TÂCHES:
• A. D'après le texte, pourquoi François Hollande fait-il de la simplification une dimension du pacte de responsabilité ? Répondez en une à trois phrases.
• B. Selon les calculs de l'OCDE cités dans le texte, combien les « lourdeurs administratives » feraient-elles perdre aux entreprises ?

TEXTE FOURNI:
/---

Quand le Medef copilote avec Hollande

dimanche 12 janvier 2014.
 

À Toulouse, le président de la République a repris, jeudi, de nombreux poncifs patronaux sur les « lourdeurs administratives » et leur coût pour l’économie. 
En coulisses, le gouvernement prépare son choc fiscal concernant la protection sociale.

« La France a besoin de ses entreprises. La simplification est une dimension du pacte de responsabilité parce qu’elle contribue à l’allégement des charges. » Pour son premier déplacement présidentiel de l’année, le président de la République a, jeudi à Toulouse (Haute-Garonne), poursuivi sur la lancée résolument sociale-libérale de ses vœux aux Français. Devant une assemblée composée majoritairement de chefs d’entreprise triés sur le volet chez l’avionneur franco-italien ART, à l’abri des salariés de Sanofi, d’EADS et d’Astrium qui manifestaient, tenus à bonne distance par les forces de police, François Hollande aura, dans une intervention d’une vingtaine de minutes, repris de nombreux poncifs patronaux autour de la « paperasse bureaucratique » qui paralyserait les entreprises. Désignant Guillaume Poitrinal, ex-PDG du groupe Unibail-Rodamco, chargé de copiloter le comité de suivi du « choc de simplification » comme inspirateur, il a, au-delà d’un vocabulaire choisi – les « charges » ont été dénoncées à maintes reprises –, justifié la nécessité d’agir contre la « complexité fiscale et administrative ». Selon les calculs de l’OCDE, auxquels se réfère le président, les « lourdeurs administratives » entraîneraient une perte de 60 à 80 milliards d’euros pour les entreprises. « Gagner du temps, c’est gagner de la croissance », estime François Hollande.

\---

Données extraites
/---

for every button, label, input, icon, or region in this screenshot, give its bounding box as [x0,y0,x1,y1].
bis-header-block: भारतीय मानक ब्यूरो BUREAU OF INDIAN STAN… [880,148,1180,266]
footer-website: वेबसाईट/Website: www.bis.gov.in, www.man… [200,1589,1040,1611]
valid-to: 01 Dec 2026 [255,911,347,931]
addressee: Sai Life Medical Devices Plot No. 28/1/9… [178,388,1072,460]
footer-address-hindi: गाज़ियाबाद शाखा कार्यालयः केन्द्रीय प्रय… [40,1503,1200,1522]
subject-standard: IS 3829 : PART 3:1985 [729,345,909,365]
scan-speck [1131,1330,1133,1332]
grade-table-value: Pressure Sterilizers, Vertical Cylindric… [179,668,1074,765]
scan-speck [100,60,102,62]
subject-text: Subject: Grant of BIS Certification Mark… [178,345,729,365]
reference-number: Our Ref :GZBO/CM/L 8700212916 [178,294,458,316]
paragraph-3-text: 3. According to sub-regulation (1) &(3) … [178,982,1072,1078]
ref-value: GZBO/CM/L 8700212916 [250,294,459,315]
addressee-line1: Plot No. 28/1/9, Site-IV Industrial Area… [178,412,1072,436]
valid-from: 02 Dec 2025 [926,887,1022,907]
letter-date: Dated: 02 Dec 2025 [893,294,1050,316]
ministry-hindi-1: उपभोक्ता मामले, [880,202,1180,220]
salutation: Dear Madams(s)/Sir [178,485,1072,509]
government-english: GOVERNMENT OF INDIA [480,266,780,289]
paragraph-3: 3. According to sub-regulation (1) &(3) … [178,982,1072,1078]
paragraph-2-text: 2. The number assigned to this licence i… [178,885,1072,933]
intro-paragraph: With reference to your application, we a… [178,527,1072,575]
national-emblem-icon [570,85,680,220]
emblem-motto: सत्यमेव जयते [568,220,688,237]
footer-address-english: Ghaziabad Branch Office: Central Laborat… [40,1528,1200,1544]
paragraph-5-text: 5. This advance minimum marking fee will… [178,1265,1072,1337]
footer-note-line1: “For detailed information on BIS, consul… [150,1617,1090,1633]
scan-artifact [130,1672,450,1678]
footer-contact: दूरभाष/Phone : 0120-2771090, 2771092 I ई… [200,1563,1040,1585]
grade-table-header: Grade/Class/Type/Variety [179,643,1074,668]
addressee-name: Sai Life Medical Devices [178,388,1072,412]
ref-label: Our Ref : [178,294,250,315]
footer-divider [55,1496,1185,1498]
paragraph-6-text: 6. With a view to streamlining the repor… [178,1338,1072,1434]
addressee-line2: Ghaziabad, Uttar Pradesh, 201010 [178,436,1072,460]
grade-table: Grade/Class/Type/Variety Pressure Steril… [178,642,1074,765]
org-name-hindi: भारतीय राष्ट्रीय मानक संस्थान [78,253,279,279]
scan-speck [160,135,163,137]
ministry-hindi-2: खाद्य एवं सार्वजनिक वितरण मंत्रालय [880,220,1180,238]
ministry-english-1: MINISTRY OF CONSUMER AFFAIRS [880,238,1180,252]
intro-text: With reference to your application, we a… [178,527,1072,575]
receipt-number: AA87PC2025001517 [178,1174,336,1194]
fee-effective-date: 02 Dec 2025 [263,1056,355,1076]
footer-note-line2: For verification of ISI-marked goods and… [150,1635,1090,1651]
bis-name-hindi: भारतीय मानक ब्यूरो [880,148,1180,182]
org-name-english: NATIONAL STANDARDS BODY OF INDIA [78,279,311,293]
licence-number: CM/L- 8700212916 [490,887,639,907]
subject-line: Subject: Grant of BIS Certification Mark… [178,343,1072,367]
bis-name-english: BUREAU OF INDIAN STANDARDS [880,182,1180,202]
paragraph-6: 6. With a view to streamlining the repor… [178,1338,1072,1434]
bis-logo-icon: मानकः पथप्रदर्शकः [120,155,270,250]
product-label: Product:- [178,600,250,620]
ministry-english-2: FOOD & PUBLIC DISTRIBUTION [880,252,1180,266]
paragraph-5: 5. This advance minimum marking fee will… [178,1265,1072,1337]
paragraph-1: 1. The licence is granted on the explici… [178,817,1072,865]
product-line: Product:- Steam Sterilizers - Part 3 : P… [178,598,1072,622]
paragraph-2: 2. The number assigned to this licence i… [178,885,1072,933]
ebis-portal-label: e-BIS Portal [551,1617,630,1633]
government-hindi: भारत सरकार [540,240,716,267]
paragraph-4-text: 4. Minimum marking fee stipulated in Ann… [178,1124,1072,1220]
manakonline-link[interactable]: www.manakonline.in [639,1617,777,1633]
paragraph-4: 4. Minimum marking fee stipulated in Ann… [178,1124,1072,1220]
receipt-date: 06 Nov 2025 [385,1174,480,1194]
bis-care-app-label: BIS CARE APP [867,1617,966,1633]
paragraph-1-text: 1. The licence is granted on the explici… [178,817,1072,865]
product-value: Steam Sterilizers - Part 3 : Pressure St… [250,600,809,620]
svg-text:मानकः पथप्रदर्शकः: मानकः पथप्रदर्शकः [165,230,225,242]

\---

RÉPONSES COMPLÈTES:
• A. Pour François Hollande, la simplification est une dimension du pacte de responsabilité parce qu'elle contribue à l'allégement des charges.

• B. Elles entraîneraient une perte de 60 à 80 milliards d'euros pour les entreprises.